Aim: Send each entry back exactly as given, pictures excluded.

Stored rows:
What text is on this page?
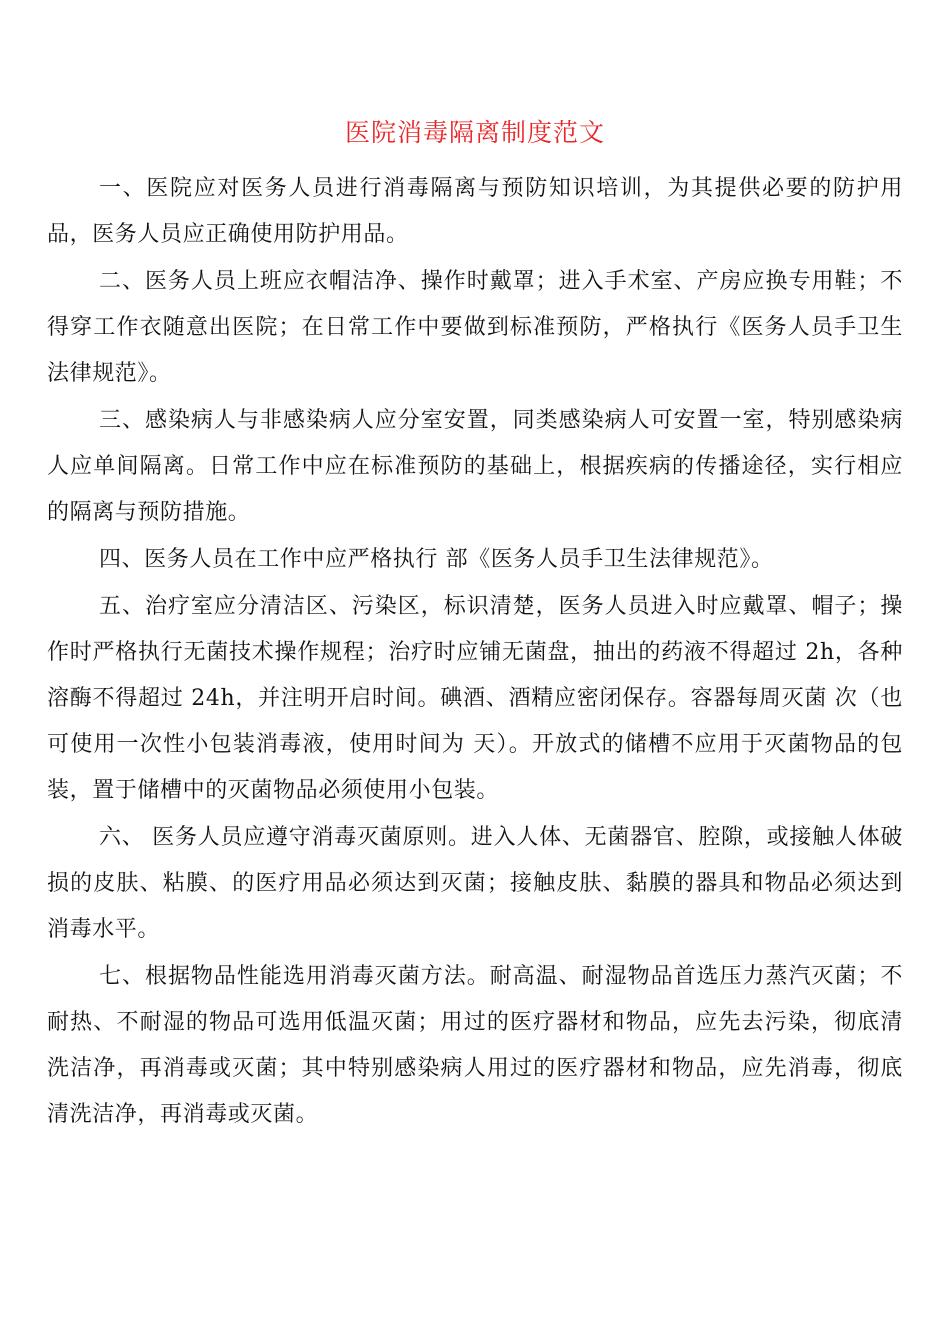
医院消毒隔离制度范文

一、医院应对医务人员进行消毒隔离与预防知识培训，为其提供必要的防护用品，医务人员应正确使用防护用品。

二、医务人员上班应衣帽洁净、操作时戴罩；进入手术室、产房应换专用鞋；不得穿工作衣随意出医院；在日常工作中要做到标准预防，严格执行《医务人员手卫生法律规范》。

三、感染病人与非感染病人应分室安置，同类感染病人可安置一室，特别感染病人应单间隔离。日常工作中应在标准预防的基础上，根据疾病的传播途径，实行相应的隔离与预防措施。

四、医务人员在工作中应严格执行 部《医务人员手卫生法律规范》。

五、治疗室应分清洁区、污染区，标识清楚，医务人员进入时应戴罩、帽子；操作时严格执行无菌技术操作规程；治疗时应铺无菌盘，抽出的药液不得超过 2h，各种溶酶不得超过 24h，并注明开启时间。碘酒、酒精应密闭保存。容器每周灭菌 次（也可使用一次性小包装消毒液，使用时间为 天）。开放式的储槽不应用于灭菌物品的包装，置于储槽中的灭菌物品必须使用小包装。

六、 医务人员应遵守消毒灭菌原则。进入人体、无菌器官、腔隙，或接触人体破损的皮肤、粘膜、的医疗用品必须达到灭菌；接触皮肤、黏膜的器具和物品必须达到消毒水平。

七、根据物品性能选用消毒灭菌方法。耐高温、耐湿物品首选压力蒸汽灭菌；不耐热、不耐湿的物品可选用低温灭菌；用过的医疗器材和物品，应先去污染，彻底清洗洁净，再消毒或灭菌；其中特别感染病人用过的医疗器材和物品，应先消毒，彻底清洗洁净，再消毒或灭菌。
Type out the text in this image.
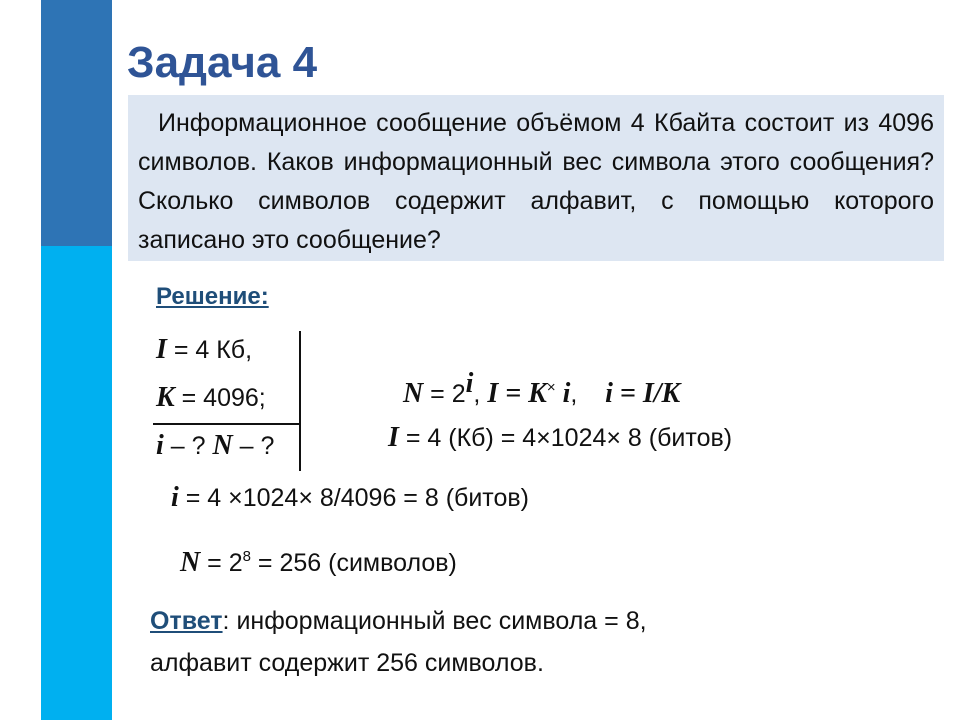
Задача 4
Информационное сообщение объёмом 4 Кбайта состоит из 4096 символов. Каков информационный вес символа этого сообщения? Сколько символов содержит алфавит, с помощью которого записано это сообщение?
Решение:
I = 4 Кб,
K = 4096;
i – ? N – ?
$N = 2^i$, I = K× i,    i = I/K
I = 4 (Кб) = 4×1024× 8 (битов)
i = 4 ×1024× 8/4096 = 8 (битов)
$N = 2^8 = 256$ (символов)
Ответ: информационный вес символа = 8,
алфавит содержит 256 символов.
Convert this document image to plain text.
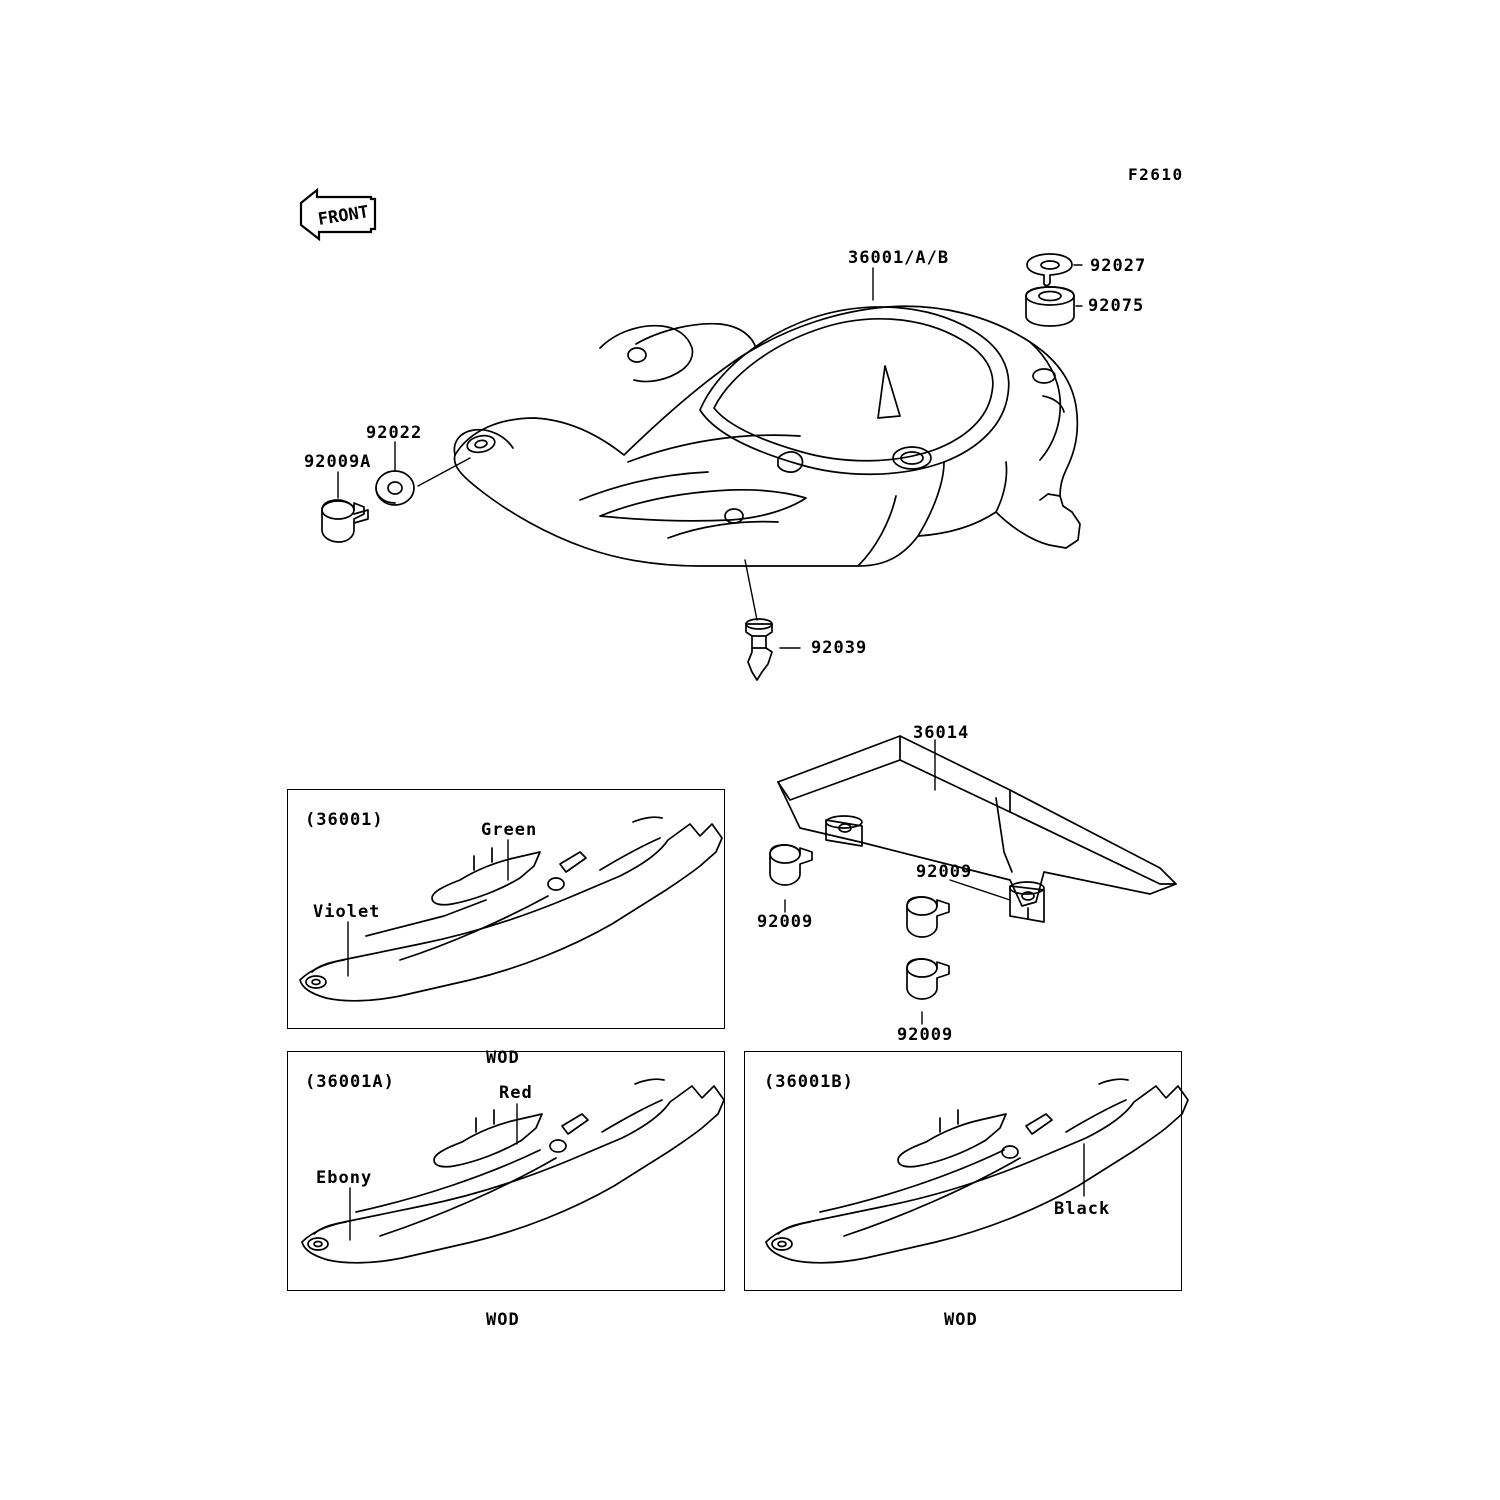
F2610
FRONT
36001/A/B	92027
92075
92022
92009A
92039
36014
92009
92009
92009
(36001)	Green
Violet
WOD
(36001A)
Red
Ebony
WOD
(36001B)
Black
WOD
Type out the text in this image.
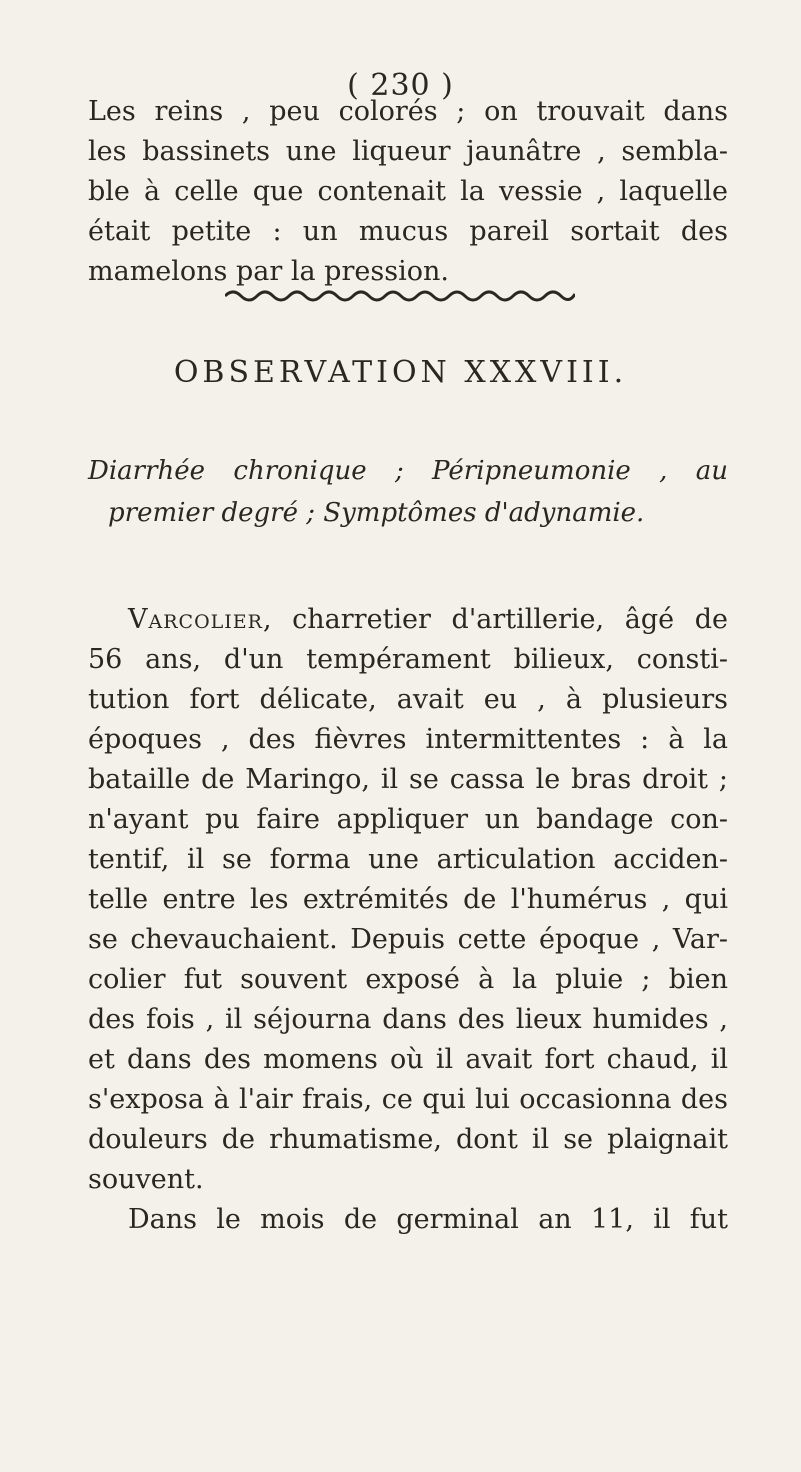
( 230 )
Les reins , peu colorés ; on trouvait dans
les bassinets une liqueur jaunâtre , sembla-
ble à celle que contenait la vessie , laquelle
était petite : un mucus pareil sortait des
mamelons par la pression.
OBSERVATION XXXVIII.
Diarrhée chronique ; Péripneumonie , au
premier degré ; Symptômes d'adynamie.
Varcolier, charretier d'artillerie, âgé de
56 ans, d'un tempérament bilieux, consti-
tution fort délicate, avait eu , à plusieurs
époques , des fièvres intermittentes : à la
bataille de Maringo, il se cassa le bras droit ;
n'ayant pu faire appliquer un bandage con-
tentif, il se forma une articulation acciden-
telle entre les extrémités de l'humérus , qui
se chevauchaient. Depuis cette époque , Var-
colier fut souvent exposé à la pluie ; bien
des fois , il séjourna dans des lieux humides ,
et dans des momens où il avait fort chaud, il
s'exposa à l'air frais, ce qui lui occasionna des
douleurs de rhumatisme, dont il se plaignait
souvent.
Dans le mois de germinal an 11, il fut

Exercise solution:
What text is on this page?
医院消毒隔离制度范文

一、医院应对医务人员进行消毒隔离与预防知识培训，为其提供必要的防护用品，医务人员应正确使用防护用品。

二、医务人员上班应衣帽洁净、操作时戴罩；进入手术室、产房应换专用鞋；不得穿工作衣随意出医院；在日常工作中要做到标准预防，严格执行《医务人员手卫生法律规范》。

三、感染病人与非感染病人应分室安置，同类感染病人可安置一室，特别感染病人应单间隔离。日常工作中应在标准预防的基础上，根据疾病的传播途径，实行相应的隔离与预防措施。

四、医务人员在工作中应严格执行 部《医务人员手卫生法律规范》。

五、治疗室应分清洁区、污染区，标识清楚，医务人员进入时应戴罩、帽子；操作时严格执行无菌技术操作规程；治疗时应铺无菌盘，抽出的药液不得超过 2h，各种溶酶不得超过 24h，并注明开启时间。碘酒、酒精应密闭保存。容器每周灭菌 次（也可使用一次性小包装消毒液，使用时间为 天）。开放式的储槽不应用于灭菌物品的包装，置于储槽中的灭菌物品必须使用小包装。

六、 医务人员应遵守消毒灭菌原则。进入人体、无菌器官、腔隙，或接触人体破损的皮肤、粘膜、的医疗用品必须达到灭菌；接触皮肤、黏膜的器具和物品必须达到消毒水平。

七、根据物品性能选用消毒灭菌方法。耐高温、耐湿物品首选压力蒸汽灭菌；不耐热、不耐湿的物品可选用低温灭菌；用过的医疗器材和物品，应先去污染，彻底清洗洁净，再消毒或灭菌；其中特别感染病人用过的医疗器材和物品，应先消毒，彻底清洗洁净，再消毒或灭菌。
Type out the text in this image.
Задача 4
Информационное сообщение объёмом 4 Кбайта состоит из 4096 символов. Каков информационный вес символа этого сообщения? Сколько символов содержит алфавит, с помощью которого записано это сообщение?
Решение:
I = 4 Кб,
K = 4096;
i – ? N – ?
$N = 2^i$, I = K× i,    i = I/K
I = 4 (Кб) = 4×1024× 8 (битов)
i = 4 ×1024× 8/4096 = 8 (битов)
$N = 2^8 = 256$ (символов)
Ответ: информационный вес символа = 8,
алфавит содержит 256 символов.
Convert this document image to plain text.
F2610
FRONT
36001/A/B	92027
92075
92022
92009A
92039
36014
92009
92009
92009
(36001)	Green
Violet
WOD
(36001A)
Red
Ebony
WOD
(36001B)
Black
WOD
Type out the text in this image.
( 230 )
Les reins , peu colorés ; on trouvait dans
les bassinets une liqueur jaunâtre , sembla-
ble à celle que contenait la vessie , laquelle
était petite : un mucus pareil sortait des
mamelons par la pression.
OBSERVATION XXXVIII.
Diarrhée chronique ; Péripneumonie , au
premier degré ; Symptômes d'adynamie.
Varcolier, charretier d'artillerie, âgé de
56 ans, d'un tempérament bilieux, consti-
tution fort délicate, avait eu , à plusieurs
époques , des fièvres intermittentes : à la
bataille de Maringo, il se cassa le bras droit ;
n'ayant pu faire appliquer un bandage con-
tentif, il se forma une articulation acciden-
telle entre les extrémités de l'humérus , qui
se chevauchaient. Depuis cette époque , Var-
colier fut souvent exposé à la pluie ; bien
des fois , il séjourna dans des lieux humides ,
et dans des momens où il avait fort chaud, il
s'exposa à l'air frais, ce qui lui occasionna des
douleurs de rhumatisme, dont il se plaignait
souvent.
Dans le mois de germinal an 11, il fut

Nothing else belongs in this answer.